## Task prompt
Copy out the records precisely, omitting pictures.

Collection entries
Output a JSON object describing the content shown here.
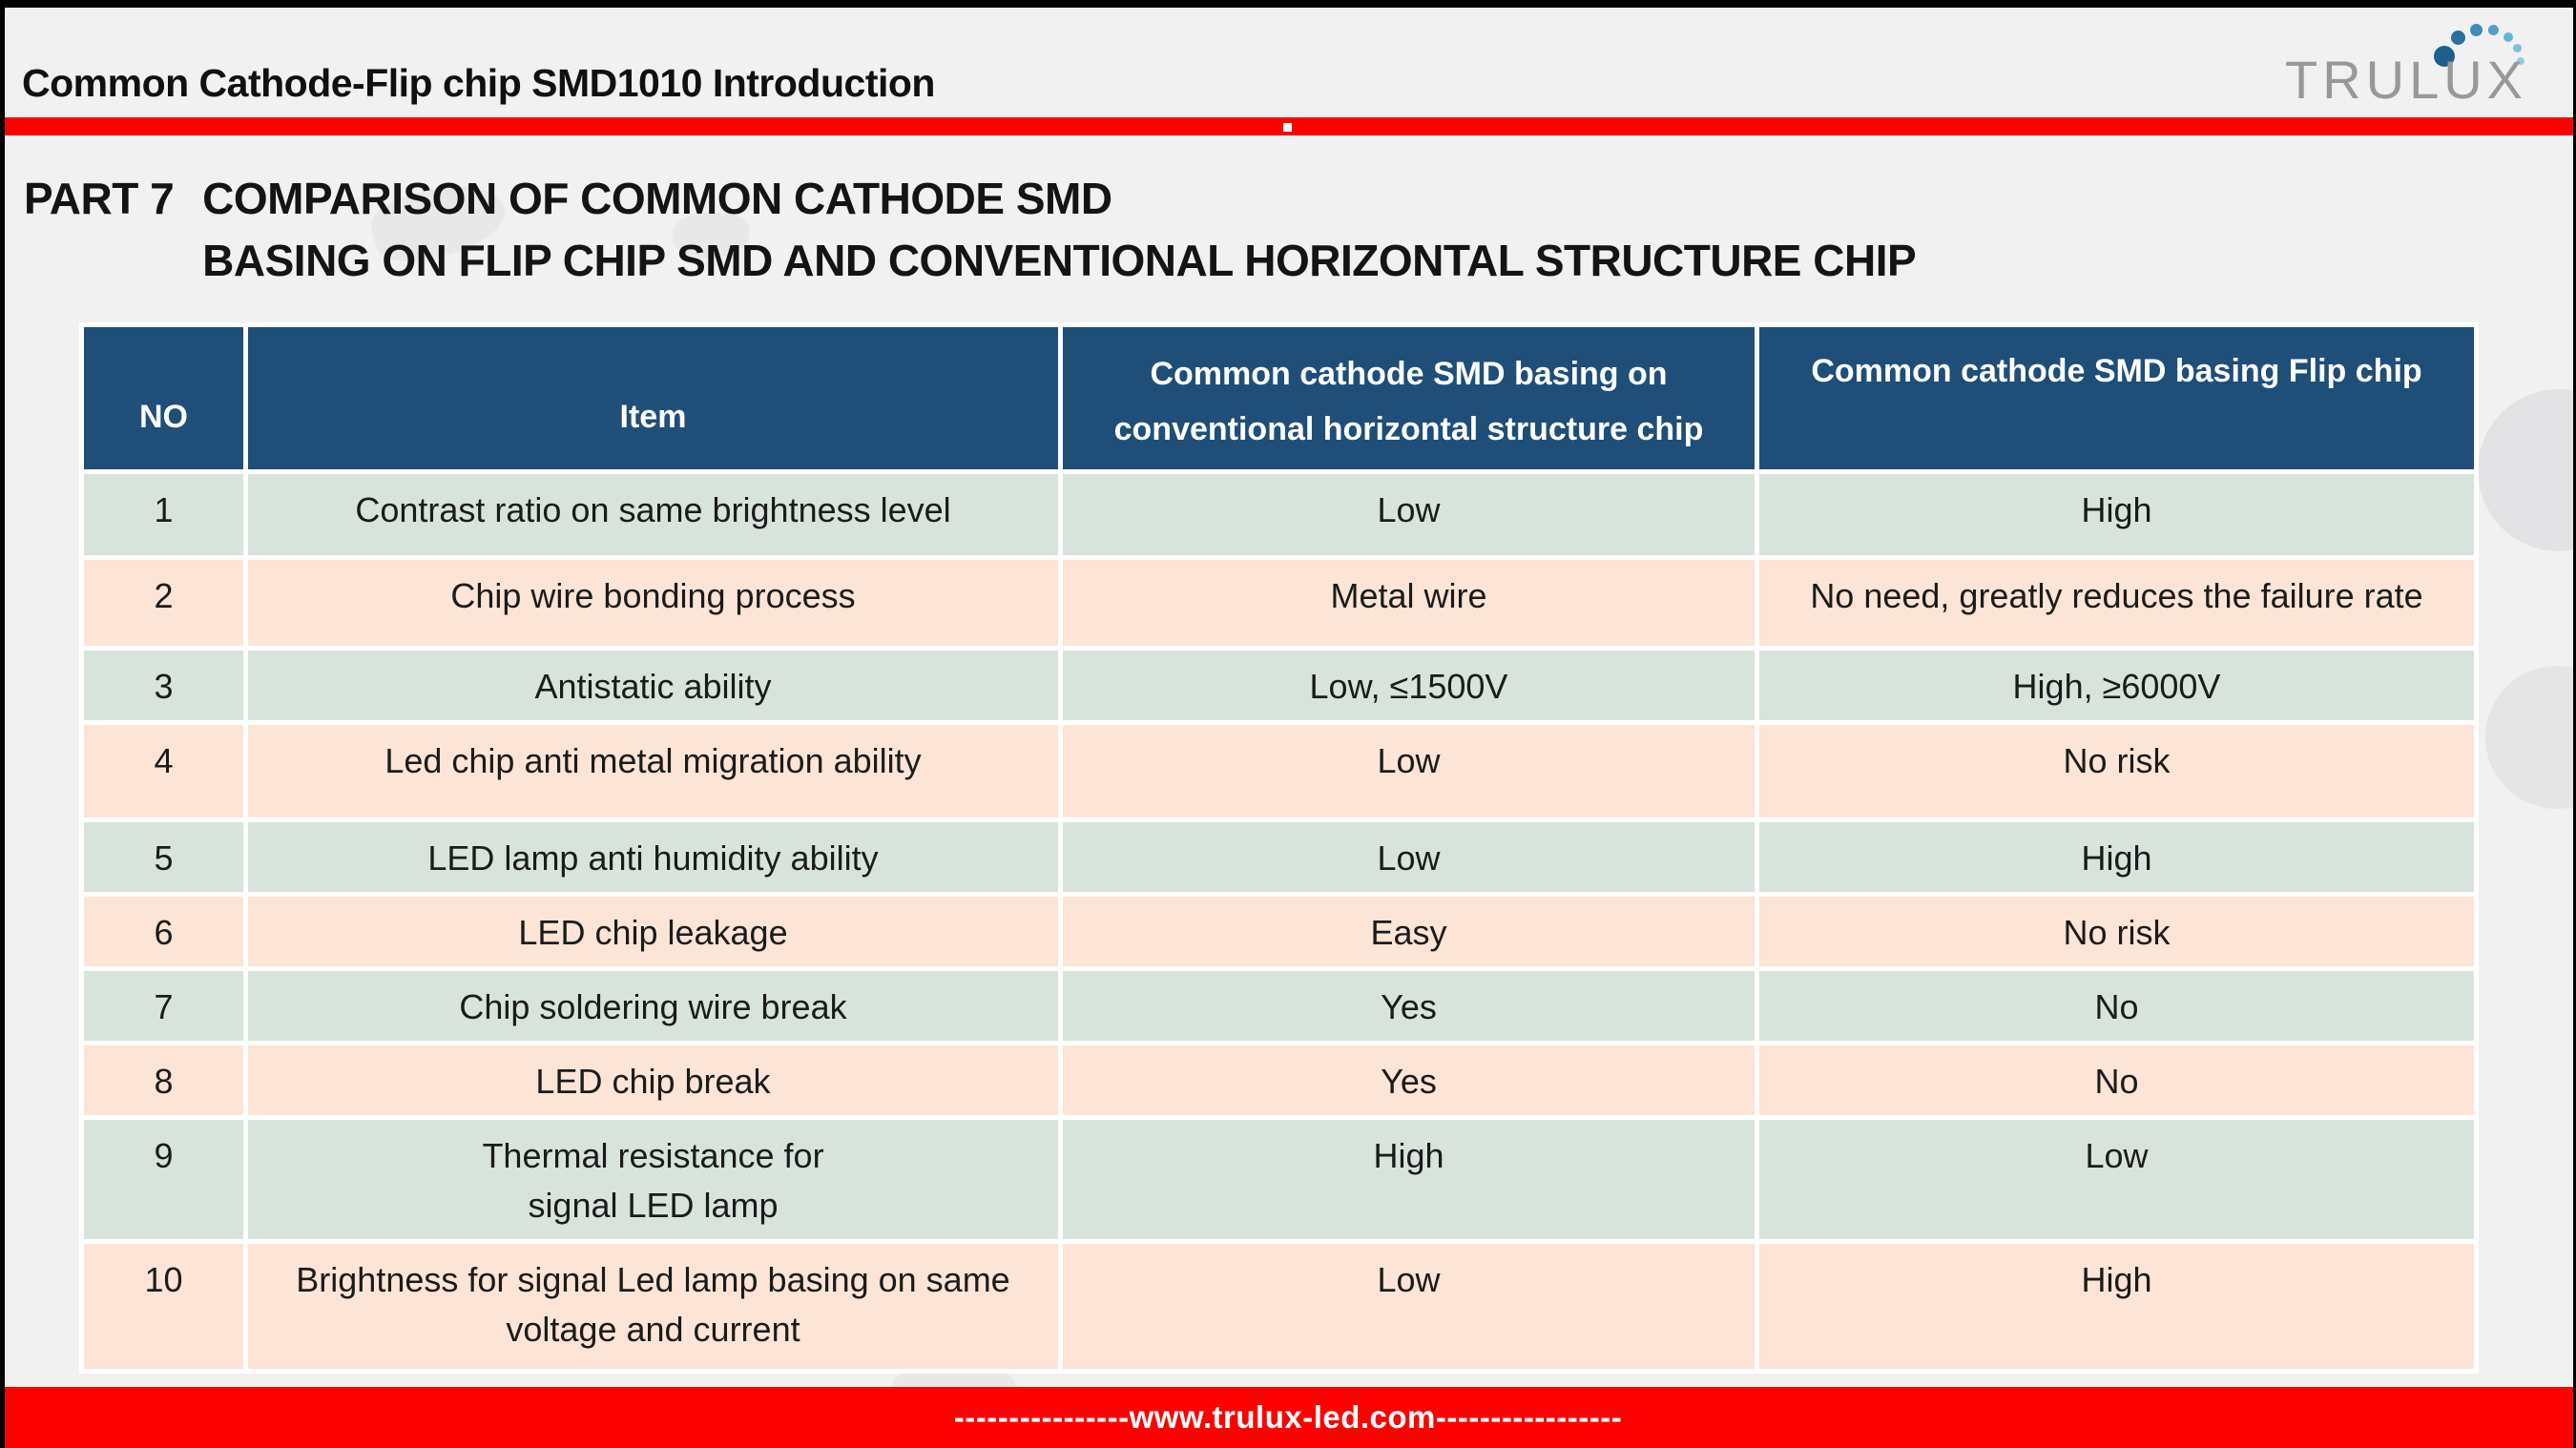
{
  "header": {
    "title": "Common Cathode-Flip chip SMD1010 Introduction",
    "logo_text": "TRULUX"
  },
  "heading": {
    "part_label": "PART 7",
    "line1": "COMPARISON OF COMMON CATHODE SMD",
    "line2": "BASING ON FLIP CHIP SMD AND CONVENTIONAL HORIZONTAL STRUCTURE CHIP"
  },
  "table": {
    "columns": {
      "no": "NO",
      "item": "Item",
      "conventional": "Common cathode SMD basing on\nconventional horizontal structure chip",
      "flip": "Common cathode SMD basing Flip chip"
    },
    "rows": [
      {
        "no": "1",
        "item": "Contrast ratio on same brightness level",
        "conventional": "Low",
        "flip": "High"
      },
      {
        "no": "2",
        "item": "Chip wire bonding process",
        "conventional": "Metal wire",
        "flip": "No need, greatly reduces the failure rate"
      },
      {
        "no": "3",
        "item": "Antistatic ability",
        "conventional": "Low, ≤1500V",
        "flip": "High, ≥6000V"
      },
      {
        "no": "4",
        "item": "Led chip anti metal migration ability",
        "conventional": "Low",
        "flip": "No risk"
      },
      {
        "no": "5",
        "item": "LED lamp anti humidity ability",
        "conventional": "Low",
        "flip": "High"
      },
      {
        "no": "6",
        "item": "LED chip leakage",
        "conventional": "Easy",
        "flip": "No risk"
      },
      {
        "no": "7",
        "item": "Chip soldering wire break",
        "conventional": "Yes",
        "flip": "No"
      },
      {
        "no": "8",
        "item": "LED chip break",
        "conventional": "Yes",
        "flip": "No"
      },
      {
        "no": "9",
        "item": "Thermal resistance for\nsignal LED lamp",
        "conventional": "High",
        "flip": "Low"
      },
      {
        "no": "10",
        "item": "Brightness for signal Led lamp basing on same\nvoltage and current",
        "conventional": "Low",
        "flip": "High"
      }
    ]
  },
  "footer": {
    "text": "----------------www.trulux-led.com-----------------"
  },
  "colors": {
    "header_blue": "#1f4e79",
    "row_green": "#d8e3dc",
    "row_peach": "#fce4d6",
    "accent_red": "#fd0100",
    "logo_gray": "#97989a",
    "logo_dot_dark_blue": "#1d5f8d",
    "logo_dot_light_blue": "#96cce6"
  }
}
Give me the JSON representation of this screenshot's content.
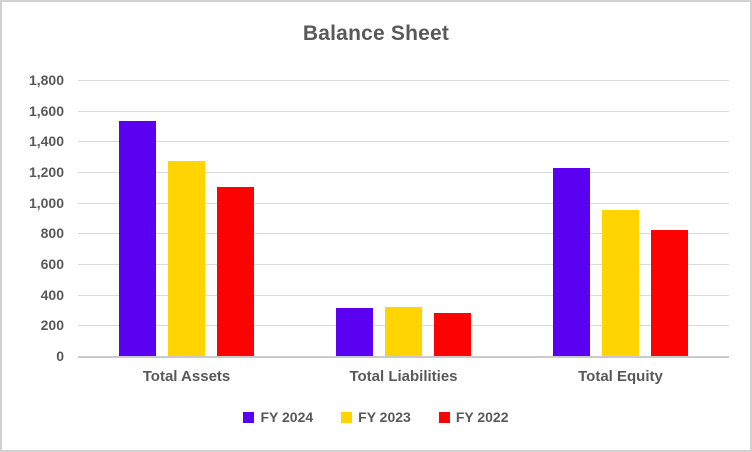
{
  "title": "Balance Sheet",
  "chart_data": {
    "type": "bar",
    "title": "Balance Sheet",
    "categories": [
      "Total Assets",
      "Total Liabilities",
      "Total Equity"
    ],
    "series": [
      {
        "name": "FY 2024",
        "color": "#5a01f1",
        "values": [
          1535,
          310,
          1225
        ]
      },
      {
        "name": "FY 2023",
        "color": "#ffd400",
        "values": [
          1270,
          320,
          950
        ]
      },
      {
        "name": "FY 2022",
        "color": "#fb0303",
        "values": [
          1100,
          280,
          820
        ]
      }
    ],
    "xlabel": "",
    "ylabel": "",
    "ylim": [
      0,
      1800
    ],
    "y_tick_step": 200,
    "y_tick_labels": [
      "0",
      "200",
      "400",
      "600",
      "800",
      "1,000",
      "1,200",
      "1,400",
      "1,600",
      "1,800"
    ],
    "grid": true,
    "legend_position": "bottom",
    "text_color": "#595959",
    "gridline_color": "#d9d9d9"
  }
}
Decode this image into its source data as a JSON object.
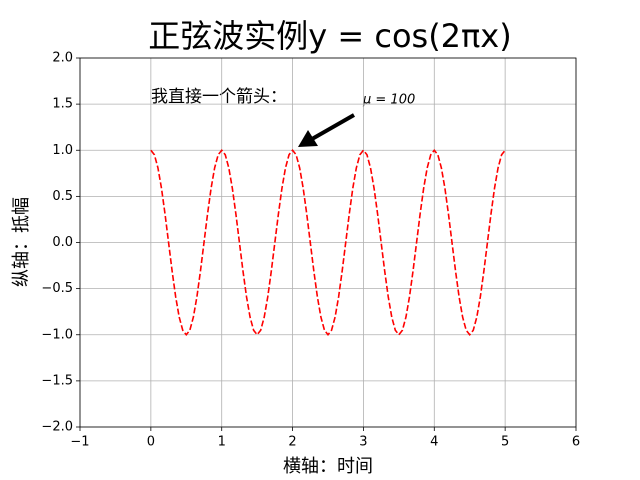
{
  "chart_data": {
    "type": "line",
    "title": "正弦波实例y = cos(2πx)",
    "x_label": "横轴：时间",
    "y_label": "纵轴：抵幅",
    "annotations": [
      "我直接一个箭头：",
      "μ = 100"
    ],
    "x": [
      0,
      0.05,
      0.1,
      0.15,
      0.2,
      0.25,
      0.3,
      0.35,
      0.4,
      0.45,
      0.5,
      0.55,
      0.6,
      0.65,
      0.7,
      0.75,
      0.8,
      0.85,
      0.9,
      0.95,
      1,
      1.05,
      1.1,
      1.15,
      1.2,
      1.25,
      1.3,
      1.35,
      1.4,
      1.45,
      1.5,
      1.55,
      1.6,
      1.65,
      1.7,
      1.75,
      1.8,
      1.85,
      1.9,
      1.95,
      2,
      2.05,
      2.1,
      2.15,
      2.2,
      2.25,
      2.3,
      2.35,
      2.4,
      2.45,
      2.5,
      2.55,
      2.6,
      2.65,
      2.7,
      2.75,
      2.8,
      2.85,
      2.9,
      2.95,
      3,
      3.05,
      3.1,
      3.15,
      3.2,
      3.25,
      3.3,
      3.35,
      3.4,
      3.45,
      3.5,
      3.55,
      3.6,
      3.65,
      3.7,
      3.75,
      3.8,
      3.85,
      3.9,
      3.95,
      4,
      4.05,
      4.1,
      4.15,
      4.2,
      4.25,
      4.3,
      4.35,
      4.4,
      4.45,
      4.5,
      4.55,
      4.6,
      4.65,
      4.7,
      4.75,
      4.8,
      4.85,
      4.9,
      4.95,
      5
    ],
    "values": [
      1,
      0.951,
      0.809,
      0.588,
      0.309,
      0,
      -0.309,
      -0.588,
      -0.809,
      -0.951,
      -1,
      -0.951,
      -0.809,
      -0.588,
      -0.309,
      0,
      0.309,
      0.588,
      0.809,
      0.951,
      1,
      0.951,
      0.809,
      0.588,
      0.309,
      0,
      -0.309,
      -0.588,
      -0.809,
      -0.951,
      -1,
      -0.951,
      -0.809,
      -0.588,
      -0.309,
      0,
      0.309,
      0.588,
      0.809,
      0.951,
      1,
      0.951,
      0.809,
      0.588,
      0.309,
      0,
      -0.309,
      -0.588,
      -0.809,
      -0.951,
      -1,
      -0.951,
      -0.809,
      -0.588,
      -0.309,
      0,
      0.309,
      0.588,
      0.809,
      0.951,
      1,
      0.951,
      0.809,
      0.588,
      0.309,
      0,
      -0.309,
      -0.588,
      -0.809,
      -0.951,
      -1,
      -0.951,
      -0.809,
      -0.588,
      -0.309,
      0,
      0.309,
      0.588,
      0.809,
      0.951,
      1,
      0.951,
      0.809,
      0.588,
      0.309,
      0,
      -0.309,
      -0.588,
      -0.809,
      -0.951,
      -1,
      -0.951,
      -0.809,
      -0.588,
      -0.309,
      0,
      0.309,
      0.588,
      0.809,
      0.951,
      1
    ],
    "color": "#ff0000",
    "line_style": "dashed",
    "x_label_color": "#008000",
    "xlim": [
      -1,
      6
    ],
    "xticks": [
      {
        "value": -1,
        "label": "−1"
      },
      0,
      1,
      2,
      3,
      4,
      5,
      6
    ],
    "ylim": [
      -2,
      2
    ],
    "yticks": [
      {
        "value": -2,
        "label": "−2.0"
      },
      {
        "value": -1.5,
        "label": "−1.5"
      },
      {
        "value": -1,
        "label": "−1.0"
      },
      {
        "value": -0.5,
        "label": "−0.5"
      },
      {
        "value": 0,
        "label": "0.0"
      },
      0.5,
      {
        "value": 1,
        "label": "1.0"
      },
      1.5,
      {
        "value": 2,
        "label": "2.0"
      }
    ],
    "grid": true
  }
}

## Exercise output
Output a JSON object describing the content shown here.
{
  "header": {
    "title": "Common Cathode-Flip chip SMD1010 Introduction",
    "logo_text": "TRULUX"
  },
  "heading": {
    "part_label": "PART 7",
    "line1": "COMPARISON OF COMMON CATHODE SMD",
    "line2": "BASING ON FLIP CHIP SMD AND CONVENTIONAL HORIZONTAL STRUCTURE CHIP"
  },
  "table": {
    "columns": {
      "no": "NO",
      "item": "Item",
      "conventional": "Common cathode SMD basing on\nconventional horizontal structure chip",
      "flip": "Common cathode SMD basing Flip chip"
    },
    "rows": [
      {
        "no": "1",
        "item": "Contrast ratio on same brightness level",
        "conventional": "Low",
        "flip": "High"
      },
      {
        "no": "2",
        "item": "Chip wire bonding process",
        "conventional": "Metal wire",
        "flip": "No need, greatly reduces the failure rate"
      },
      {
        "no": "3",
        "item": "Antistatic ability",
        "conventional": "Low, ≤1500V",
        "flip": "High, ≥6000V"
      },
      {
        "no": "4",
        "item": "Led chip anti metal migration ability",
        "conventional": "Low",
        "flip": "No risk"
      },
      {
        "no": "5",
        "item": "LED lamp anti humidity ability",
        "conventional": "Low",
        "flip": "High"
      },
      {
        "no": "6",
        "item": "LED chip leakage",
        "conventional": "Easy",
        "flip": "No risk"
      },
      {
        "no": "7",
        "item": "Chip soldering wire break",
        "conventional": "Yes",
        "flip": "No"
      },
      {
        "no": "8",
        "item": "LED chip break",
        "conventional": "Yes",
        "flip": "No"
      },
      {
        "no": "9",
        "item": "Thermal resistance for\nsignal LED lamp",
        "conventional": "High",
        "flip": "Low"
      },
      {
        "no": "10",
        "item": "Brightness for signal Led lamp basing on same\nvoltage and current",
        "conventional": "Low",
        "flip": "High"
      }
    ]
  },
  "footer": {
    "text": "----------------www.trulux-led.com-----------------"
  },
  "colors": {
    "header_blue": "#1f4e79",
    "row_green": "#d8e3dc",
    "row_peach": "#fce4d6",
    "accent_red": "#fd0100",
    "logo_gray": "#97989a",
    "logo_dot_dark_blue": "#1d5f8d",
    "logo_dot_light_blue": "#96cce6"
  }
}
Give me the JSON representation of this screenshot's content.
{
  "title": "Balance Sheet",
  "chart_data": {
    "type": "bar",
    "title": "Balance Sheet",
    "categories": [
      "Total Assets",
      "Total Liabilities",
      "Total Equity"
    ],
    "series": [
      {
        "name": "FY 2024",
        "color": "#5a01f1",
        "values": [
          1535,
          310,
          1225
        ]
      },
      {
        "name": "FY 2023",
        "color": "#ffd400",
        "values": [
          1270,
          320,
          950
        ]
      },
      {
        "name": "FY 2022",
        "color": "#fb0303",
        "values": [
          1100,
          280,
          820
        ]
      }
    ],
    "xlabel": "",
    "ylabel": "",
    "ylim": [
      0,
      1800
    ],
    "y_tick_step": 200,
    "y_tick_labels": [
      "0",
      "200",
      "400",
      "600",
      "800",
      "1,000",
      "1,200",
      "1,400",
      "1,600",
      "1,800"
    ],
    "grid": true,
    "legend_position": "bottom",
    "text_color": "#595959",
    "gridline_color": "#d9d9d9"
  }
}
Decode this image into its source data as a JSON object.
{
  "chart_data": {
    "type": "line",
    "title": "正弦波实例y = cos(2πx)",
    "x_label": "横轴：时间",
    "y_label": "纵轴：抵幅",
    "annotations": [
      "我直接一个箭头：",
      "μ = 100"
    ],
    "x": [
      0,
      0.05,
      0.1,
      0.15,
      0.2,
      0.25,
      0.3,
      0.35,
      0.4,
      0.45,
      0.5,
      0.55,
      0.6,
      0.65,
      0.7,
      0.75,
      0.8,
      0.85,
      0.9,
      0.95,
      1,
      1.05,
      1.1,
      1.15,
      1.2,
      1.25,
      1.3,
      1.35,
      1.4,
      1.45,
      1.5,
      1.55,
      1.6,
      1.65,
      1.7,
      1.75,
      1.8,
      1.85,
      1.9,
      1.95,
      2,
      2.05,
      2.1,
      2.15,
      2.2,
      2.25,
      2.3,
      2.35,
      2.4,
      2.45,
      2.5,
      2.55,
      2.6,
      2.65,
      2.7,
      2.75,
      2.8,
      2.85,
      2.9,
      2.95,
      3,
      3.05,
      3.1,
      3.15,
      3.2,
      3.25,
      3.3,
      3.35,
      3.4,
      3.45,
      3.5,
      3.55,
      3.6,
      3.65,
      3.7,
      3.75,
      3.8,
      3.85,
      3.9,
      3.95,
      4,
      4.05,
      4.1,
      4.15,
      4.2,
      4.25,
      4.3,
      4.35,
      4.4,
      4.45,
      4.5,
      4.55,
      4.6,
      4.65,
      4.7,
      4.75,
      4.8,
      4.85,
      4.9,
      4.95,
      5
    ],
    "values": [
      1,
      0.951,
      0.809,
      0.588,
      0.309,
      0,
      -0.309,
      -0.588,
      -0.809,
      -0.951,
      -1,
      -0.951,
      -0.809,
      -0.588,
      -0.309,
      0,
      0.309,
      0.588,
      0.809,
      0.951,
      1,
      0.951,
      0.809,
      0.588,
      0.309,
      0,
      -0.309,
      -0.588,
      -0.809,
      -0.951,
      -1,
      -0.951,
      -0.809,
      -0.588,
      -0.309,
      0,
      0.309,
      0.588,
      0.809,
      0.951,
      1,
      0.951,
      0.809,
      0.588,
      0.309,
      0,
      -0.309,
      -0.588,
      -0.809,
      -0.951,
      -1,
      -0.951,
      -0.809,
      -0.588,
      -0.309,
      0,
      0.309,
      0.588,
      0.809,
      0.951,
      1,
      0.951,
      0.809,
      0.588,
      0.309,
      0,
      -0.309,
      -0.588,
      -0.809,
      -0.951,
      -1,
      -0.951,
      -0.809,
      -0.588,
      -0.309,
      0,
      0.309,
      0.588,
      0.809,
      0.951,
      1,
      0.951,
      0.809,
      0.588,
      0.309,
      0,
      -0.309,
      -0.588,
      -0.809,
      -0.951,
      -1,
      -0.951,
      -0.809,
      -0.588,
      -0.309,
      0,
      0.309,
      0.588,
      0.809,
      0.951,
      1
    ],
    "color": "#ff0000",
    "line_style": "dashed",
    "x_label_color": "#008000",
    "xlim": [
      -1,
      6
    ],
    "xticks": [
      {
        "value": -1,
        "label": "−1"
      },
      0,
      1,
      2,
      3,
      4,
      5,
      6
    ],
    "ylim": [
      -2,
      2
    ],
    "yticks": [
      {
        "value": -2,
        "label": "−2.0"
      },
      {
        "value": -1.5,
        "label": "−1.5"
      },
      {
        "value": -1,
        "label": "−1.0"
      },
      {
        "value": -0.5,
        "label": "−0.5"
      },
      {
        "value": 0,
        "label": "0.0"
      },
      0.5,
      {
        "value": 1,
        "label": "1.0"
      },
      1.5,
      {
        "value": 2,
        "label": "2.0"
      }
    ],
    "grid": true
  }
}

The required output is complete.